| WHAT THIS TASK INVOLVES |
Every line of the material that follows must be printed again exactly.

| Stored entries |
<<<<
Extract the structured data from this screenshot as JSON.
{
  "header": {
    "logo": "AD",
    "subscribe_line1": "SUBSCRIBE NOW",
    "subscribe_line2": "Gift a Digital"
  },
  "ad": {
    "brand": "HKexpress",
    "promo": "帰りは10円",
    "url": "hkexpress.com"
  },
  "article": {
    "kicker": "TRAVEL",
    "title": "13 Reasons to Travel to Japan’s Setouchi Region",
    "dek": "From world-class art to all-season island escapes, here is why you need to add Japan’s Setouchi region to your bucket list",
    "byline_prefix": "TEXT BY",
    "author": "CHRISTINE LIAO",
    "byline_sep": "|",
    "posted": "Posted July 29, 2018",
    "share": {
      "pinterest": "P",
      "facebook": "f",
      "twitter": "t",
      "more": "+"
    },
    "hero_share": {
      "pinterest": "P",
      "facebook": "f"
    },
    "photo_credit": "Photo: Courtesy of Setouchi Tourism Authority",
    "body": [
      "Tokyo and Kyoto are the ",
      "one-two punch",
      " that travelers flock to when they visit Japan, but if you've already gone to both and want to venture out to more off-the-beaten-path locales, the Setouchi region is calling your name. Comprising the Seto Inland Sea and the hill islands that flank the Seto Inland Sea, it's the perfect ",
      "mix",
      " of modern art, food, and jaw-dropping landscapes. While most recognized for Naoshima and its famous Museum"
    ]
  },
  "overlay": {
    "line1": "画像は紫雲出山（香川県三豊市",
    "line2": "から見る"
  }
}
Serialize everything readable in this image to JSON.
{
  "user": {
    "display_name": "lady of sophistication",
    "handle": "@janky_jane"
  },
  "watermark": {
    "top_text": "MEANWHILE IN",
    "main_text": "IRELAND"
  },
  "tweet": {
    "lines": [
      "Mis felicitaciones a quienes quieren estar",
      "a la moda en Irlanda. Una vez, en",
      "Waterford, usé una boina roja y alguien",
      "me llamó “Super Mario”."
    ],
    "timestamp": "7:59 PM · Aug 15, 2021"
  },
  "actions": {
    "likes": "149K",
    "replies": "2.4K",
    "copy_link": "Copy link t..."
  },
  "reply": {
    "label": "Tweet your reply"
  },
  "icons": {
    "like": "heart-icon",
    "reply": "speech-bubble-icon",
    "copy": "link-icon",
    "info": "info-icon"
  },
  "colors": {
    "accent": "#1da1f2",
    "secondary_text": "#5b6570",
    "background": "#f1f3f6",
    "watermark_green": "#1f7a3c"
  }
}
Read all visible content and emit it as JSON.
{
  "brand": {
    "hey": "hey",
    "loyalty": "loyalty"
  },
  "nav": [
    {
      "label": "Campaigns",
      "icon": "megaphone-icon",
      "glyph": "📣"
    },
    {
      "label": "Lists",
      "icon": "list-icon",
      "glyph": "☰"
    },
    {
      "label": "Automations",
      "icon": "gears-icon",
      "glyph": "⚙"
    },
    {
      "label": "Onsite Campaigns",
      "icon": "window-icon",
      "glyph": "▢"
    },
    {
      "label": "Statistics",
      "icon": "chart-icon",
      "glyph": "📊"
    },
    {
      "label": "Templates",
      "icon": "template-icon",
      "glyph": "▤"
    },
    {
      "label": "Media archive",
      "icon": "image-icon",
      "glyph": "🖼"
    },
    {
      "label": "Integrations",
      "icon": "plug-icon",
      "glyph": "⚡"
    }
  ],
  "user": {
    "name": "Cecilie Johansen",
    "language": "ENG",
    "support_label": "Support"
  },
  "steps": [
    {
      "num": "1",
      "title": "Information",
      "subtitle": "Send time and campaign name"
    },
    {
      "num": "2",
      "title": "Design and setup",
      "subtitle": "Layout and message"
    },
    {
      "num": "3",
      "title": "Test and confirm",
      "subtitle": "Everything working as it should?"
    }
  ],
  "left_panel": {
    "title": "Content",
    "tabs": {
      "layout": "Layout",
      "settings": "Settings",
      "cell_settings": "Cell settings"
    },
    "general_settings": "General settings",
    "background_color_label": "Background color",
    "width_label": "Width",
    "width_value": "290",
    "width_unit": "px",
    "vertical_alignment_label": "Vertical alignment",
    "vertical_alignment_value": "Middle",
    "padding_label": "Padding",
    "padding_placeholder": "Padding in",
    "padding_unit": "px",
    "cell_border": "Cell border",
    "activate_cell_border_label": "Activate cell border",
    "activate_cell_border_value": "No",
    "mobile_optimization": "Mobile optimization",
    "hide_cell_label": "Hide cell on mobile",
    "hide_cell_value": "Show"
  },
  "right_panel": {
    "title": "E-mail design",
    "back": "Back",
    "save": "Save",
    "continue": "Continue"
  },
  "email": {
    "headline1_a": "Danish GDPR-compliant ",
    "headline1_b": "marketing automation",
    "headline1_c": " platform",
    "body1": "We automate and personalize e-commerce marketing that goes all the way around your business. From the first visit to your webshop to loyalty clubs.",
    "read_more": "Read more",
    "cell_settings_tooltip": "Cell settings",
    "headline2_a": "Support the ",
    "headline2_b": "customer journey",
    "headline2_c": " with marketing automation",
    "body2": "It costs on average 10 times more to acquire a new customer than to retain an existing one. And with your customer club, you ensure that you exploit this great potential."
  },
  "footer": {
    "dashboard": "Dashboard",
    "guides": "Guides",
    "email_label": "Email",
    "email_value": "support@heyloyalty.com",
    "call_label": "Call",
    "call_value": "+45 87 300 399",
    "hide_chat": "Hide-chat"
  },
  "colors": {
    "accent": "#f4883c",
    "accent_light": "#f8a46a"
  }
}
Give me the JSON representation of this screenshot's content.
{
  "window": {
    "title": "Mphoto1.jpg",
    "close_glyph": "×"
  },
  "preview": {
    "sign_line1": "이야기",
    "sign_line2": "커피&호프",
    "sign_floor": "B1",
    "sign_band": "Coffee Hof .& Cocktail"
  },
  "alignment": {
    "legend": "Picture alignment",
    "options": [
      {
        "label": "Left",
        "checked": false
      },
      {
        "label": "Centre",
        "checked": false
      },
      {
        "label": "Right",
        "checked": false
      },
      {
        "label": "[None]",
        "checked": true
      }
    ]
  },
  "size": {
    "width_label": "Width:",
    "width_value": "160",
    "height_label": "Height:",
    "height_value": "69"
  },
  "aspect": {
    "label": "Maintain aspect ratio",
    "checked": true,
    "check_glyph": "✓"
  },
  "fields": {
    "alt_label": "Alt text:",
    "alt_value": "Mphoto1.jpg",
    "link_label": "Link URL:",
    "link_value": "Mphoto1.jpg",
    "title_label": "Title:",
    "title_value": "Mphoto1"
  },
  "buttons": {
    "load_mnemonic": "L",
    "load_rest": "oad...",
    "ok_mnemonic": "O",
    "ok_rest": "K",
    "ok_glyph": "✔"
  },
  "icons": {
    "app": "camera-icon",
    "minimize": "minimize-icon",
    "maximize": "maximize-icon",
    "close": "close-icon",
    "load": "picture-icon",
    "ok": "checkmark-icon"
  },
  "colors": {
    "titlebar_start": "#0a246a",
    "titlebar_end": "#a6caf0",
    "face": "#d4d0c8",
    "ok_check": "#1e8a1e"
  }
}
>>>>
| WRITTEN RESPONSE |
Extract the structured data from this screenshot as JSON.
{
  "header": {
    "logo": "AD",
    "subscribe_line1": "SUBSCRIBE NOW",
    "subscribe_line2": "Gift a Digital"
  },
  "ad": {
    "brand": "HKexpress",
    "promo": "帰りは10円",
    "url": "hkexpress.com"
  },
  "article": {
    "kicker": "TRAVEL",
    "title": "13 Reasons to Travel to Japan’s Setouchi Region",
    "dek": "From world-class art to all-season island escapes, here is why you need to add Japan’s Setouchi region to your bucket list",
    "byline_prefix": "TEXT BY",
    "author": "CHRISTINE LIAO",
    "byline_sep": "|",
    "posted": "Posted July 29, 2018",
    "share": {
      "pinterest": "P",
      "facebook": "f",
      "twitter": "t",
      "more": "+"
    },
    "hero_share": {
      "pinterest": "P",
      "facebook": "f"
    },
    "photo_credit": "Photo: Courtesy of Setouchi Tourism Authority",
    "body": [
      "Tokyo and Kyoto are the ",
      "one-two punch",
      " that travelers flock to when they visit Japan, but if you've already gone to both and want to venture out to more off-the-beaten-path locales, the Setouchi region is calling your name. Comprising the Seto Inland Sea and the hill islands that flank the Seto Inland Sea, it's the perfect ",
      "mix",
      " of modern art, food, and jaw-dropping landscapes. While most recognized for Naoshima and its famous Museum"
    ]
  },
  "overlay": {
    "line1": "画像は紫雲出山（香川県三豊市",
    "line2": "から見る"
  }
}
Serialize everything readable in this image to JSON.
{
  "user": {
    "display_name": "lady of sophistication",
    "handle": "@janky_jane"
  },
  "watermark": {
    "top_text": "MEANWHILE IN",
    "main_text": "IRELAND"
  },
  "tweet": {
    "lines": [
      "Mis felicitaciones a quienes quieren estar",
      "a la moda en Irlanda. Una vez, en",
      "Waterford, usé una boina roja y alguien",
      "me llamó “Super Mario”."
    ],
    "timestamp": "7:59 PM · Aug 15, 2021"
  },
  "actions": {
    "likes": "149K",
    "replies": "2.4K",
    "copy_link": "Copy link t..."
  },
  "reply": {
    "label": "Tweet your reply"
  },
  "icons": {
    "like": "heart-icon",
    "reply": "speech-bubble-icon",
    "copy": "link-icon",
    "info": "info-icon"
  },
  "colors": {
    "accent": "#1da1f2",
    "secondary_text": "#5b6570",
    "background": "#f1f3f6",
    "watermark_green": "#1f7a3c"
  }
}
Read all visible content and emit it as JSON.
{
  "brand": {
    "hey": "hey",
    "loyalty": "loyalty"
  },
  "nav": [
    {
      "label": "Campaigns",
      "icon": "megaphone-icon",
      "glyph": "📣"
    },
    {
      "label": "Lists",
      "icon": "list-icon",
      "glyph": "☰"
    },
    {
      "label": "Automations",
      "icon": "gears-icon",
      "glyph": "⚙"
    },
    {
      "label": "Onsite Campaigns",
      "icon": "window-icon",
      "glyph": "▢"
    },
    {
      "label": "Statistics",
      "icon": "chart-icon",
      "glyph": "📊"
    },
    {
      "label": "Templates",
      "icon": "template-icon",
      "glyph": "▤"
    },
    {
      "label": "Media archive",
      "icon": "image-icon",
      "glyph": "🖼"
    },
    {
      "label": "Integrations",
      "icon": "plug-icon",
      "glyph": "⚡"
    }
  ],
  "user": {
    "name": "Cecilie Johansen",
    "language": "ENG",
    "support_label": "Support"
  },
  "steps": [
    {
      "num": "1",
      "title": "Information",
      "subtitle": "Send time and campaign name"
    },
    {
      "num": "2",
      "title": "Design and setup",
      "subtitle": "Layout and message"
    },
    {
      "num": "3",
      "title": "Test and confirm",
      "subtitle": "Everything working as it should?"
    }
  ],
  "left_panel": {
    "title": "Content",
    "tabs": {
      "layout": "Layout",
      "settings": "Settings",
      "cell_settings": "Cell settings"
    },
    "general_settings": "General settings",
    "background_color_label": "Background color",
    "width_label": "Width",
    "width_value": "290",
    "width_unit": "px",
    "vertical_alignment_label": "Vertical alignment",
    "vertical_alignment_value": "Middle",
    "padding_label": "Padding",
    "padding_placeholder": "Padding in",
    "padding_unit": "px",
    "cell_border": "Cell border",
    "activate_cell_border_label": "Activate cell border",
    "activate_cell_border_value": "No",
    "mobile_optimization": "Mobile optimization",
    "hide_cell_label": "Hide cell on mobile",
    "hide_cell_value": "Show"
  },
  "right_panel": {
    "title": "E-mail design",
    "back": "Back",
    "save": "Save",
    "continue": "Continue"
  },
  "email": {
    "headline1_a": "Danish GDPR-compliant ",
    "headline1_b": "marketing automation",
    "headline1_c": " platform",
    "body1": "We automate and personalize e-commerce marketing that goes all the way around your business. From the first visit to your webshop to loyalty clubs.",
    "read_more": "Read more",
    "cell_settings_tooltip": "Cell settings",
    "headline2_a": "Support the ",
    "headline2_b": "customer journey",
    "headline2_c": " with marketing automation",
    "body2": "It costs on average 10 times more to acquire a new customer than to retain an existing one. And with your customer club, you ensure that you exploit this great potential."
  },
  "footer": {
    "dashboard": "Dashboard",
    "guides": "Guides",
    "email_label": "Email",
    "email_value": "support@heyloyalty.com",
    "call_label": "Call",
    "call_value": "+45 87 300 399",
    "hide_chat": "Hide-chat"
  },
  "colors": {
    "accent": "#f4883c",
    "accent_light": "#f8a46a"
  }
}
Give me the JSON representation of this screenshot's content.
{
  "window": {
    "title": "Mphoto1.jpg",
    "close_glyph": "×"
  },
  "preview": {
    "sign_line1": "이야기",
    "sign_line2": "커피&호프",
    "sign_floor": "B1",
    "sign_band": "Coffee Hof .& Cocktail"
  },
  "alignment": {
    "legend": "Picture alignment",
    "options": [
      {
        "label": "Left",
        "checked": false
      },
      {
        "label": "Centre",
        "checked": false
      },
      {
        "label": "Right",
        "checked": false
      },
      {
        "label": "[None]",
        "checked": true
      }
    ]
  },
  "size": {
    "width_label": "Width:",
    "width_value": "160",
    "height_label": "Height:",
    "height_value": "69"
  },
  "aspect": {
    "label": "Maintain aspect ratio",
    "checked": true,
    "check_glyph": "✓"
  },
  "fields": {
    "alt_label": "Alt text:",
    "alt_value": "Mphoto1.jpg",
    "link_label": "Link URL:",
    "link_value": "Mphoto1.jpg",
    "title_label": "Title:",
    "title_value": "Mphoto1"
  },
  "buttons": {
    "load_mnemonic": "L",
    "load_rest": "oad...",
    "ok_mnemonic": "O",
    "ok_rest": "K",
    "ok_glyph": "✔"
  },
  "icons": {
    "app": "camera-icon",
    "minimize": "minimize-icon",
    "maximize": "maximize-icon",
    "close": "close-icon",
    "load": "picture-icon",
    "ok": "checkmark-icon"
  },
  "colors": {
    "titlebar_start": "#0a246a",
    "titlebar_end": "#a6caf0",
    "face": "#d4d0c8",
    "ok_check": "#1e8a1e"
  }
}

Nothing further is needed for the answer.